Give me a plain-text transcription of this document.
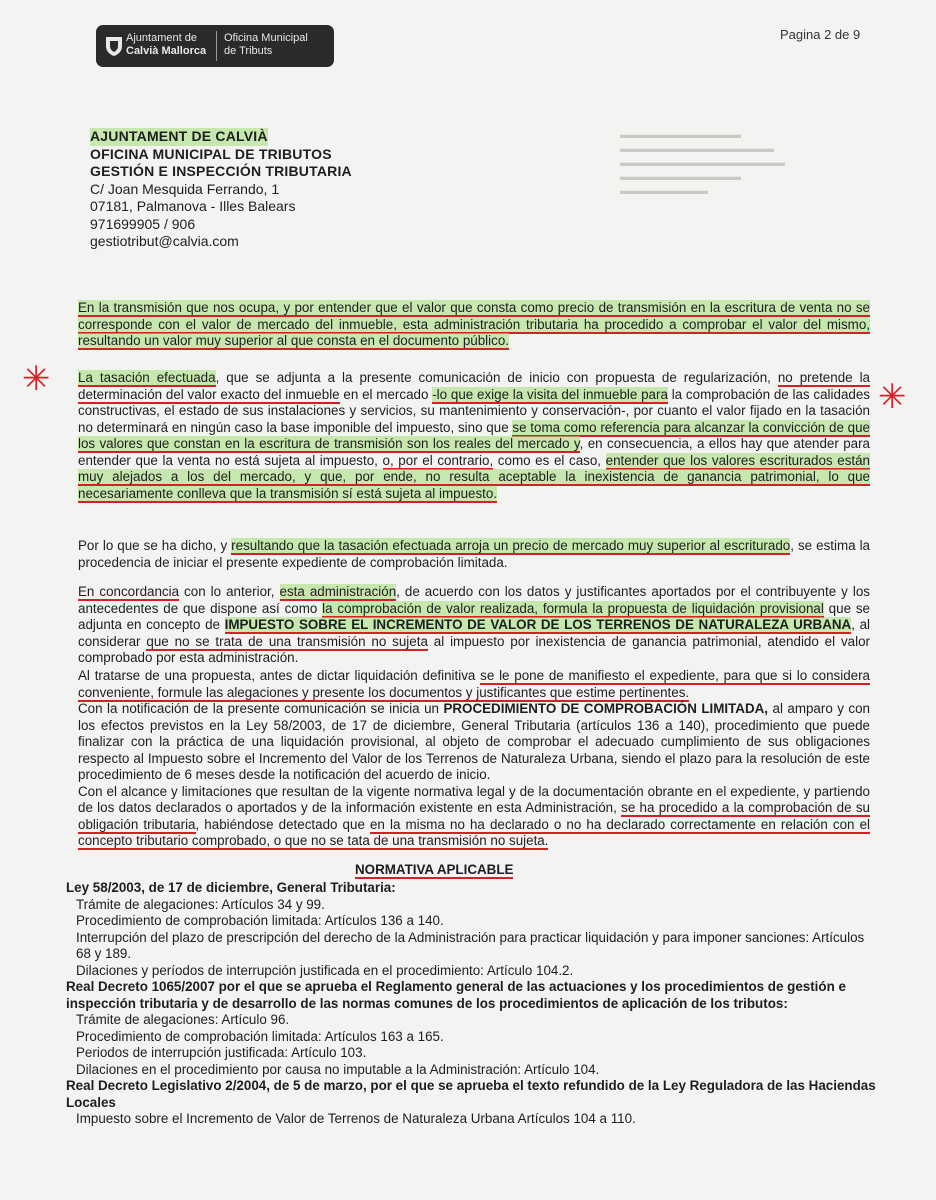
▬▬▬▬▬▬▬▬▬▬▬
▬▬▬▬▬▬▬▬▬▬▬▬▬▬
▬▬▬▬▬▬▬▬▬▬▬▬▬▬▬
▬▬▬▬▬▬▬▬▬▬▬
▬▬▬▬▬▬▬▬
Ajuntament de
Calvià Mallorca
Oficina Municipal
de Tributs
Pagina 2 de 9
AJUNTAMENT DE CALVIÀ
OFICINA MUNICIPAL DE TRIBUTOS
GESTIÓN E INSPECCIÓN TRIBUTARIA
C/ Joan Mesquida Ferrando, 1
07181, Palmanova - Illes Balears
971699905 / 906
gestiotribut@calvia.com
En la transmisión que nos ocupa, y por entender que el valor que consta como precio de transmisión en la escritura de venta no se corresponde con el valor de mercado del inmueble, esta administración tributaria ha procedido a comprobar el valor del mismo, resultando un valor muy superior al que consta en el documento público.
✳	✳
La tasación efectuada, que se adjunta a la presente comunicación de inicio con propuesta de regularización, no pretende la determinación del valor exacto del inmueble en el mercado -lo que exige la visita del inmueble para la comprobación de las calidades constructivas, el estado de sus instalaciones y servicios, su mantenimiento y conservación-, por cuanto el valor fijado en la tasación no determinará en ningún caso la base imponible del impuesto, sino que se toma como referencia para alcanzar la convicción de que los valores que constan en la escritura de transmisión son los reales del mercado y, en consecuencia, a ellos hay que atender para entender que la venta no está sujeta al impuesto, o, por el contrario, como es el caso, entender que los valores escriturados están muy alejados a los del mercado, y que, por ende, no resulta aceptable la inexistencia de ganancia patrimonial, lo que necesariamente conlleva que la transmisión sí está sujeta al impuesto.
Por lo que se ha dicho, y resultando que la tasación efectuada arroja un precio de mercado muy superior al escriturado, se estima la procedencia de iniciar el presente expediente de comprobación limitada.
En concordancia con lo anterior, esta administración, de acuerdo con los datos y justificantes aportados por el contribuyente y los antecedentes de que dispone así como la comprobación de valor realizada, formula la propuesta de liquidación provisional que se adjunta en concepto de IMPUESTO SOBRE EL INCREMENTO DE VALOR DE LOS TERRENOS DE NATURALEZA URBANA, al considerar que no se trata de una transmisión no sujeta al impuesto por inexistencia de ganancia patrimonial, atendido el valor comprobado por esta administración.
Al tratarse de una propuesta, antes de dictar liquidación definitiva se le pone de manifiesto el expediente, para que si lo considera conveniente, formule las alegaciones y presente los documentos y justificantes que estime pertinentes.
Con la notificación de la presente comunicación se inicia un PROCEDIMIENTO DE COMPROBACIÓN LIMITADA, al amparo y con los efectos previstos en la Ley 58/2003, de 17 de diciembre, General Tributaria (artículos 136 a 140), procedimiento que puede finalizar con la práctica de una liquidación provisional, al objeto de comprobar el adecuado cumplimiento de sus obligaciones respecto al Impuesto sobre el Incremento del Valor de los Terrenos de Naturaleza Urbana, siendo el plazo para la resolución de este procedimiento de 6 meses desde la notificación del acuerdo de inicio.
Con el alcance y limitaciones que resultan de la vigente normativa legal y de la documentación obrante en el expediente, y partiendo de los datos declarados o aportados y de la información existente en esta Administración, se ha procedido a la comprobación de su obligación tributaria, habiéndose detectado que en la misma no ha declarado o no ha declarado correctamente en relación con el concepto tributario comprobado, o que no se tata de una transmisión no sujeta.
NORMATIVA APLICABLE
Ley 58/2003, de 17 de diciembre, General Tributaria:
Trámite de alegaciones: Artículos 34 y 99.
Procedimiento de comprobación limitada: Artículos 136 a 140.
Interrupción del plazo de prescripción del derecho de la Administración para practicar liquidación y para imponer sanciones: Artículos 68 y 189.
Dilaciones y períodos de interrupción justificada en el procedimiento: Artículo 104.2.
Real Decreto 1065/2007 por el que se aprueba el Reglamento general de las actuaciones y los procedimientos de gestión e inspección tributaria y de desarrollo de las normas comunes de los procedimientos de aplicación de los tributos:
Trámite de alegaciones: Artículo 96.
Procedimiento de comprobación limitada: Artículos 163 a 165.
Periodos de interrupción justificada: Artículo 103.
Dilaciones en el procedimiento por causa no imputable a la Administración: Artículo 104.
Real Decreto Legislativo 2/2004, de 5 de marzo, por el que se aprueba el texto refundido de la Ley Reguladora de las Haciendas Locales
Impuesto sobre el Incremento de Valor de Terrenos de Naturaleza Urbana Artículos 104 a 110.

**WRITTEN REQUEST**
Exclude all images and restate the records above word for word.

**OUTPUT FOR THIS EXERCISE**
Give me a plain-text transcription of this document.
▬▬▬▬▬▬▬▬▬▬▬
▬▬▬▬▬▬▬▬▬▬▬▬▬▬
▬▬▬▬▬▬▬▬▬▬▬▬▬▬▬
▬▬▬▬▬▬▬▬▬▬▬
▬▬▬▬▬▬▬▬
Ajuntament de
Calvià Mallorca
Oficina Municipal
de Tributs
Pagina 2 de 9
AJUNTAMENT DE CALVIÀ
OFICINA MUNICIPAL DE TRIBUTOS
GESTIÓN E INSPECCIÓN TRIBUTARIA
C/ Joan Mesquida Ferrando, 1
07181, Palmanova - Illes Balears
971699905 / 906
gestiotribut@calvia.com
En la transmisión que nos ocupa, y por entender que el valor que consta como precio de transmisión en la escritura de venta no se corresponde con el valor de mercado del inmueble, esta administración tributaria ha procedido a comprobar el valor del mismo, resultando un valor muy superior al que consta en el documento público.
✳	✳
La tasación efectuada, que se adjunta a la presente comunicación de inicio con propuesta de regularización, no pretende la determinación del valor exacto del inmueble en el mercado -lo que exige la visita del inmueble para la comprobación de las calidades constructivas, el estado de sus instalaciones y servicios, su mantenimiento y conservación-, por cuanto el valor fijado en la tasación no determinará en ningún caso la base imponible del impuesto, sino que se toma como referencia para alcanzar la convicción de que los valores que constan en la escritura de transmisión son los reales del mercado y, en consecuencia, a ellos hay que atender para entender que la venta no está sujeta al impuesto, o, por el contrario, como es el caso, entender que los valores escriturados están muy alejados a los del mercado, y que, por ende, no resulta aceptable la inexistencia de ganancia patrimonial, lo que necesariamente conlleva que la transmisión sí está sujeta al impuesto.
Por lo que se ha dicho, y resultando que la tasación efectuada arroja un precio de mercado muy superior al escriturado, se estima la procedencia de iniciar el presente expediente de comprobación limitada.
En concordancia con lo anterior, esta administración, de acuerdo con los datos y justificantes aportados por el contribuyente y los antecedentes de que dispone así como la comprobación de valor realizada, formula la propuesta de liquidación provisional que se adjunta en concepto de IMPUESTO SOBRE EL INCREMENTO DE VALOR DE LOS TERRENOS DE NATURALEZA URBANA, al considerar que no se trata de una transmisión no sujeta al impuesto por inexistencia de ganancia patrimonial, atendido el valor comprobado por esta administración.
Al tratarse de una propuesta, antes de dictar liquidación definitiva se le pone de manifiesto el expediente, para que si lo considera conveniente, formule las alegaciones y presente los documentos y justificantes que estime pertinentes.
Con la notificación de la presente comunicación se inicia un PROCEDIMIENTO DE COMPROBACIÓN LIMITADA, al amparo y con los efectos previstos en la Ley 58/2003, de 17 de diciembre, General Tributaria (artículos 136 a 140), procedimiento que puede finalizar con la práctica de una liquidación provisional, al objeto de comprobar el adecuado cumplimiento de sus obligaciones respecto al Impuesto sobre el Incremento del Valor de los Terrenos de Naturaleza Urbana, siendo el plazo para la resolución de este procedimiento de 6 meses desde la notificación del acuerdo de inicio.
Con el alcance y limitaciones que resultan de la vigente normativa legal y de la documentación obrante en el expediente, y partiendo de los datos declarados o aportados y de la información existente en esta Administración, se ha procedido a la comprobación de su obligación tributaria, habiéndose detectado que en la misma no ha declarado o no ha declarado correctamente en relación con el concepto tributario comprobado, o que no se tata de una transmisión no sujeta.
NORMATIVA APLICABLE
Ley 58/2003, de 17 de diciembre, General Tributaria:
Trámite de alegaciones: Artículos 34 y 99.
Procedimiento de comprobación limitada: Artículos 136 a 140.
Interrupción del plazo de prescripción del derecho de la Administración para practicar liquidación y para imponer sanciones: Artículos 68 y 189.
Dilaciones y períodos de interrupción justificada en el procedimiento: Artículo 104.2.
Real Decreto 1065/2007 por el que se aprueba el Reglamento general de las actuaciones y los procedimientos de gestión e inspección tributaria y de desarrollo de las normas comunes de los procedimientos de aplicación de los tributos:
Trámite de alegaciones: Artículo 96.
Procedimiento de comprobación limitada: Artículos 163 a 165.
Periodos de interrupción justificada: Artículo 103.
Dilaciones en el procedimiento por causa no imputable a la Administración: Artículo 104.
Real Decreto Legislativo 2/2004, de 5 de marzo, por el que se aprueba el texto refundido de la Ley Reguladora de las Haciendas Locales
Impuesto sobre el Incremento de Valor de Terrenos de Naturaleza Urbana Artículos 104 a 110.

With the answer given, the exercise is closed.